EXCERPTED TEXT
[Start of Attachment]

Compile all subroutines you want to examine, but at least the entry and the exit of your application with -ftrace (Fortran and C/C++).
Run the application, and keep the generated ftrace.out files. Use the sxftrace/ftrace tool to get the actual information out of the binary file.
Example output:
*--------------------------*
  FLOW TRACE ANALYSIS LIST
*--------------------------*
Execution : Tue Apr 13 15:33:11 2004
Total CPU : 0:00'29"189
PROG.UNIT  FREQUENCY  EXCLUSIVE      AVER.TIME  MOPS MFLOPS V.OP  AVER.  VECTOR I-CACHE O-CACHE    BANK
                      TIME[sec](  % )    [msec]              RATIO V.LEN    TIME  MISS    MISS      CONF
chempo          1000    13.452( 46.1)    13.452 8832.9 4631.5 99.54 217.1  11.183  0.0057  0.0029  0.0000
kraft          1100    13.410( 45.9)    12.191 11377.9 5013.2 99.81 201.0  13.287  0.0024  0.0342  0.0007
zufall      4324320    2.181(  7.5)    0.001  148.7    5.9  0.00  0.0    0.000  0.0006  0.0007  0.0000
lj2                1    0.059(  0.2)    59.033  328.0  173.3 85.06 237.9    0.003  0.0295  0.0170  0.0000
korekt          1100    0.041(  0.1)    0.037 7792.8 3285.9 99.71 222.8    0.038  0.0015  0.0010  0.0000
voraus          1100    0.035(  0.1)    0.032 8537.4 3976.9 99.76 242.1    0.032  0.0014  0.0010  0.0000
transf          1100    0.005(  0.0)    0.005 11972.9 5976.8 99.84 216.0    0.005  0.0000  0.0000  0.0000
skal            1100    0.004(  0.0)    0.004 3554.4 1170.5 98.09 240.0    0.003  0.0004  0.0004  0.0000
geschw            1    0.002(  0.0)    1.726  161.4  30.3 12.72 230.0    0.000  0.0000  0.0000  0.0000
gitter            1    0.000(  0.0)    0.071  333.2  43.3 21.77 235.6    0.000  0.0000  0.0000  0.0000
init            100    0.000(  0.0)    0.000  249.3    0.1 43.79 235.6    0.000  0.0000  0.0000  0.0000
psi22              4    0.000(  0.0)    0.004  110.8  15.1  0.00  0.0    0.000  0.0000  0.0000  0.0000
phi22              4    0.000(  0.0)    0.002  112.9  15.3  0.00  0.0    0.000  0.0000  0.0000  0.0000
cor22              2    0.000(  0.0)    0.004  86.7    8.6  0.00  0.0    0.000  0.0000  0.0000  0.0000
cutoff            1    0.000(  0.0)    0.002  89.4    5.3  0.00  0.0    0.000  0.0000  0.0000  0.0000
----------------------------------------------------------------------------------------------------------
total        4330934    29.189(100.0)    0.007 9333.6 4449.1 99.57 207.8  24.550  0.0415  0.0570  0.0007
=== Hardware information on loop/block basis ===
If you need to have more detailled information of the contents of a subroutine, regions within subroutines can be defined to be used with ftrace.

[End of Attachment]

SUPPLIED INFORMATION
[Start of Attachment]

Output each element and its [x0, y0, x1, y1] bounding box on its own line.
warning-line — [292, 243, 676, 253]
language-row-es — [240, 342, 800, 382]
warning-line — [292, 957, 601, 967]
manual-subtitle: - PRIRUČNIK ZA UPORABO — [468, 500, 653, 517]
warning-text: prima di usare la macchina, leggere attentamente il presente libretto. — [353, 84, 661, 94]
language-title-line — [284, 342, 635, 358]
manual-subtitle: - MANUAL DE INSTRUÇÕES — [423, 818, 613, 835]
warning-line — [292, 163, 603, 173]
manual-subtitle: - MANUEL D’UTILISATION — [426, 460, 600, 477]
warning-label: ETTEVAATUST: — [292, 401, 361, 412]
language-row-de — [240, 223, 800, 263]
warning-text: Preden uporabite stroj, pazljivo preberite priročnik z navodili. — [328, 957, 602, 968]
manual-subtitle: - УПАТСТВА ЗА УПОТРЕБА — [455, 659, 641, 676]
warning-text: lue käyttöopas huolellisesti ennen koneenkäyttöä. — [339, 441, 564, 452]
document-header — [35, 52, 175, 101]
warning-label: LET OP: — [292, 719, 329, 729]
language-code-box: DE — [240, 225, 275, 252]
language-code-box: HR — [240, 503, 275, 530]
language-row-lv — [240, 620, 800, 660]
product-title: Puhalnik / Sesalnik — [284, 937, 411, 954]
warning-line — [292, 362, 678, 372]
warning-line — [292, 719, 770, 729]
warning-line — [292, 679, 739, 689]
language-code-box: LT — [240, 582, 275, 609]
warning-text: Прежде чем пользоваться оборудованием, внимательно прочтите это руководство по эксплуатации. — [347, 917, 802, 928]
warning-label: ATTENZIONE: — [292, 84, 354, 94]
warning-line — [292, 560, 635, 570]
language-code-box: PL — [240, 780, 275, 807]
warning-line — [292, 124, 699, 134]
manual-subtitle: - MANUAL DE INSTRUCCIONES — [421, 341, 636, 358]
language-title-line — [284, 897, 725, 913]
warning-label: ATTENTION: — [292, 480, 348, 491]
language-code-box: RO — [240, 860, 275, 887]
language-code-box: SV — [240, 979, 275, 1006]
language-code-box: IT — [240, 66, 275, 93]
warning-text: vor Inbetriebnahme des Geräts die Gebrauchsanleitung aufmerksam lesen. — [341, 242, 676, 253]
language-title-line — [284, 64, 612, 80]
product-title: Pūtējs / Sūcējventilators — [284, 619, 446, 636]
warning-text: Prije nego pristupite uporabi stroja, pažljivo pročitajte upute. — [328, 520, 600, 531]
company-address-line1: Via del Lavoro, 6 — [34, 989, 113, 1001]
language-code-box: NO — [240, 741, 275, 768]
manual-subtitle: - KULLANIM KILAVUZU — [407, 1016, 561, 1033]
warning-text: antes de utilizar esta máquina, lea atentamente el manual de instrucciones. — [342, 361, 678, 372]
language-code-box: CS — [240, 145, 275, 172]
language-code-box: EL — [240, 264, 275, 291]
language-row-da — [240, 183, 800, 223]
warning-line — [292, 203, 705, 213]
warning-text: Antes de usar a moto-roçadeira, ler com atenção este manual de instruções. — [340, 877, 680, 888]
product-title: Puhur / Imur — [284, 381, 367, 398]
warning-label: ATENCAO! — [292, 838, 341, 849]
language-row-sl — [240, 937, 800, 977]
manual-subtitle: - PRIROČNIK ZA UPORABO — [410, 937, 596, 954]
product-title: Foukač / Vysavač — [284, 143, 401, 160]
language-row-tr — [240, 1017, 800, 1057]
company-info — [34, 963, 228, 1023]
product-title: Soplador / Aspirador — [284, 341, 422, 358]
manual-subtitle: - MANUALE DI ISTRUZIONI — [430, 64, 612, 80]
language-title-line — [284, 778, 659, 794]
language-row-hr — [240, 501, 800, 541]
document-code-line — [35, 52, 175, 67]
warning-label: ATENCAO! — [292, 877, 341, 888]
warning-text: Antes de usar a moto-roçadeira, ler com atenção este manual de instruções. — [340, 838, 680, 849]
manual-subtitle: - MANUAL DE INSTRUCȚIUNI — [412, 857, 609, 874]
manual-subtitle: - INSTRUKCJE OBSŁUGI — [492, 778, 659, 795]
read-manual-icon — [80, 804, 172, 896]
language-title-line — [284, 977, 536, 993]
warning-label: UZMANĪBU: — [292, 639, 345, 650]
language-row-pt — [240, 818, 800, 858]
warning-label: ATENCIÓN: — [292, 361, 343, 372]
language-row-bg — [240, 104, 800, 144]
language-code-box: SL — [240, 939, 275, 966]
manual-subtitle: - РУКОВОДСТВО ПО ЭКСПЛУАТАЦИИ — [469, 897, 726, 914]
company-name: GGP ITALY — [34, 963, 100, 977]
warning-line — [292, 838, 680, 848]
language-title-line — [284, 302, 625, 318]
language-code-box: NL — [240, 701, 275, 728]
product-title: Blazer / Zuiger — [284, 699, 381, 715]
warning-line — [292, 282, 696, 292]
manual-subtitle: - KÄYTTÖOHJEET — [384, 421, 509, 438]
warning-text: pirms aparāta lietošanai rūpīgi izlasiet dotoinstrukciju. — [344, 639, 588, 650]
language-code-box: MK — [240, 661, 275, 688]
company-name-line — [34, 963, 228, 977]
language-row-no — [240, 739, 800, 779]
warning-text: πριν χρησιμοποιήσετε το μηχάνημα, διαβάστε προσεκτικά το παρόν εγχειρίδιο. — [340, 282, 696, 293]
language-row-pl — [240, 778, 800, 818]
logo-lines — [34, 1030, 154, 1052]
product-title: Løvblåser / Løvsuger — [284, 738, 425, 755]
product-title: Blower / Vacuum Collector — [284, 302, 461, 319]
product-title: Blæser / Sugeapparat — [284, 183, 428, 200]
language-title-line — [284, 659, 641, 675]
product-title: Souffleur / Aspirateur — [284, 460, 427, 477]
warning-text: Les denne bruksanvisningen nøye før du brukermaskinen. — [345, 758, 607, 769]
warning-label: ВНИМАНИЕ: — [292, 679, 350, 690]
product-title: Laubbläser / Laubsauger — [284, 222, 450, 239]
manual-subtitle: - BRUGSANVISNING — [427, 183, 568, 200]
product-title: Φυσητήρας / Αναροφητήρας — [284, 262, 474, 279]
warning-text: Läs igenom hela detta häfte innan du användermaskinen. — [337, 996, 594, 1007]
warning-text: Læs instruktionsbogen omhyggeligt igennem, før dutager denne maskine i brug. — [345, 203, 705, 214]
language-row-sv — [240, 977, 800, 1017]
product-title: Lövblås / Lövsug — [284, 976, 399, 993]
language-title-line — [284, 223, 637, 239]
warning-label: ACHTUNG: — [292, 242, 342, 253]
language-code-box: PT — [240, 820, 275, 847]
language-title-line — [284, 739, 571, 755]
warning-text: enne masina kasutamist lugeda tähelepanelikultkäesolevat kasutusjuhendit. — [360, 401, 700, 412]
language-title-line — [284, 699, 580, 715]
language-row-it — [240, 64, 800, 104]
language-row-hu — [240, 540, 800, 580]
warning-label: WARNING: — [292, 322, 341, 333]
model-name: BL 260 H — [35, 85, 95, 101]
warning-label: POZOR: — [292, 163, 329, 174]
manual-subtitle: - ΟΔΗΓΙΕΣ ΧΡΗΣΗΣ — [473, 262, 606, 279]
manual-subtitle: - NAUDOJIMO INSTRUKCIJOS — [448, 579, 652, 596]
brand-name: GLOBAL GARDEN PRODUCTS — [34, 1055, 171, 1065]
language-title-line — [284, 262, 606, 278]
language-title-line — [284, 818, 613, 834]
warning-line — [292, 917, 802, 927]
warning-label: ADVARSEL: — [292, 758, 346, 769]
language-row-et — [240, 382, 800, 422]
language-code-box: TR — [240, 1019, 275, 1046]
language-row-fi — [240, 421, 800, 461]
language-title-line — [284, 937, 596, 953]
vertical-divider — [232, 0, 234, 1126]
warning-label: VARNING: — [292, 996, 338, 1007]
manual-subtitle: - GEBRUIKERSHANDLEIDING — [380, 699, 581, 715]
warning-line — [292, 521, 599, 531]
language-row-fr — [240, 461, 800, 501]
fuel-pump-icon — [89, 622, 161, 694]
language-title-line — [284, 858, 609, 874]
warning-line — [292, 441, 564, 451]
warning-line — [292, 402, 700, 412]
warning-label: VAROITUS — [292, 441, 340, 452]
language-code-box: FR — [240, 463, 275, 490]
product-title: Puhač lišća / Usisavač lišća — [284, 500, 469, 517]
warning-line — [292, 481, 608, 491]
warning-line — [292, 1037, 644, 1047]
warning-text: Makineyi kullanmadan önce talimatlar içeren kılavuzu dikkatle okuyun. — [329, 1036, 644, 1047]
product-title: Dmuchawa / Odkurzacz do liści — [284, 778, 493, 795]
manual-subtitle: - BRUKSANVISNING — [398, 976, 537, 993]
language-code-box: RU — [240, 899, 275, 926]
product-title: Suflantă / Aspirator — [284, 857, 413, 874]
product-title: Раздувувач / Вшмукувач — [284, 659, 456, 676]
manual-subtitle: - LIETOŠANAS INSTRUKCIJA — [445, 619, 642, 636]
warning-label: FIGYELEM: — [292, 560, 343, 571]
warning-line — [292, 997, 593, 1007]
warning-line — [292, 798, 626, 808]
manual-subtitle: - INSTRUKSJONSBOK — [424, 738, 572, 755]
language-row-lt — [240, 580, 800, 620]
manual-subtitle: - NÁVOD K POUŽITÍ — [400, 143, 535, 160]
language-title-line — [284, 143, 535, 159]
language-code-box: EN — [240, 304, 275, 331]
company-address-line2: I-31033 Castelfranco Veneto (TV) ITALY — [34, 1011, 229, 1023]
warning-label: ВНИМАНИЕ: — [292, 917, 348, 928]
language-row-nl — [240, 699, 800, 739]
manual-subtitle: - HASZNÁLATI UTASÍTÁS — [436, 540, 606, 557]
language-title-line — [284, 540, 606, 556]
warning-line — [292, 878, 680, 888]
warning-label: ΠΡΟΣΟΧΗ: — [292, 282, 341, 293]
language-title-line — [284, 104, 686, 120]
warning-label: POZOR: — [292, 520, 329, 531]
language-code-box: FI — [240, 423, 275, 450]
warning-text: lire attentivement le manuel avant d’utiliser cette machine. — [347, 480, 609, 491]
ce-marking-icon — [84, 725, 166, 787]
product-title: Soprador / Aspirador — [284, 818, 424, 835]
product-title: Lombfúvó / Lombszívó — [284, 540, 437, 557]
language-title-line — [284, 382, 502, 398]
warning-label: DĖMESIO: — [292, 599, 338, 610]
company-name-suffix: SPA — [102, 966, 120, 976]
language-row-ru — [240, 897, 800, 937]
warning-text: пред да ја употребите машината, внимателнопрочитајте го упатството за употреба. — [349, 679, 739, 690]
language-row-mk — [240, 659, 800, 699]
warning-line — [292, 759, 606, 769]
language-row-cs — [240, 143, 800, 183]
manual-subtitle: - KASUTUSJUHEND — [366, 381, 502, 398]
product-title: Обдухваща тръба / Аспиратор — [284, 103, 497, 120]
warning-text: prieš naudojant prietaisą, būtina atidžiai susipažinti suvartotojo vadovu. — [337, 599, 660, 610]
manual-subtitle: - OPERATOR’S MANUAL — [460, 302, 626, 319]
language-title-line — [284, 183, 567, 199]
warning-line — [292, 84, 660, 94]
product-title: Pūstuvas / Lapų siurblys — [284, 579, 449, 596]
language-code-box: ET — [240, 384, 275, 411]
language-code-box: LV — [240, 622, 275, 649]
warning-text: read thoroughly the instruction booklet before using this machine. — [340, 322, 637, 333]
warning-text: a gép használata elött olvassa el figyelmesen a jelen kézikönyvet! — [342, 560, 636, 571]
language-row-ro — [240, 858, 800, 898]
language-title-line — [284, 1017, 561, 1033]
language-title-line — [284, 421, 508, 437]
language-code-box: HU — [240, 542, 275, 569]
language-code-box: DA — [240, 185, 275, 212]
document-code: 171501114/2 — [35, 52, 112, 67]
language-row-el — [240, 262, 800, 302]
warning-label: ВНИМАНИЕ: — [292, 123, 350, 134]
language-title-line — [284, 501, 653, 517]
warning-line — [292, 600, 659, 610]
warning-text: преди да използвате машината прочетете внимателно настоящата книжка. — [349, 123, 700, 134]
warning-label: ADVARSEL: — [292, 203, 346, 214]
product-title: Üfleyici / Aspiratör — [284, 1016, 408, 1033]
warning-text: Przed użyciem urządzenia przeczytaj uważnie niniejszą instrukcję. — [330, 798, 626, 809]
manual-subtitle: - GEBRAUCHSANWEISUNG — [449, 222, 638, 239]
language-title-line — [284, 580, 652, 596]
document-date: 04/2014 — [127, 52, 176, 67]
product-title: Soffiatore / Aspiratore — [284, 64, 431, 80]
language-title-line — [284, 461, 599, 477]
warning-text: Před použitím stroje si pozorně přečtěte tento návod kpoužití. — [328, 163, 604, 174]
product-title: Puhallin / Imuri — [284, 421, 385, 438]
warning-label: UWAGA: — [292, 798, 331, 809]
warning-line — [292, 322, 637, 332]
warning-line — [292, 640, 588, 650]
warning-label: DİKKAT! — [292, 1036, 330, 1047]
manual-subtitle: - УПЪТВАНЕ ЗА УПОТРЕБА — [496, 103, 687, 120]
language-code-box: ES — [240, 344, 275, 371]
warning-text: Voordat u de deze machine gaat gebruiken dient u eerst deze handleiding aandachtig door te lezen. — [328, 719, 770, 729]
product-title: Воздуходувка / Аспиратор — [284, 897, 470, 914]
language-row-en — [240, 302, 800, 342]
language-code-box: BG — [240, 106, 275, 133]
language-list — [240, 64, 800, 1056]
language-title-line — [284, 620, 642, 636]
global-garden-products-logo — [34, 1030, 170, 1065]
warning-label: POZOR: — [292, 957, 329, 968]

[End of Attachment]

According to the ftrace text, which tool extracts the information from the binary ftrace.out files?

The sxftrace/ftrace tool.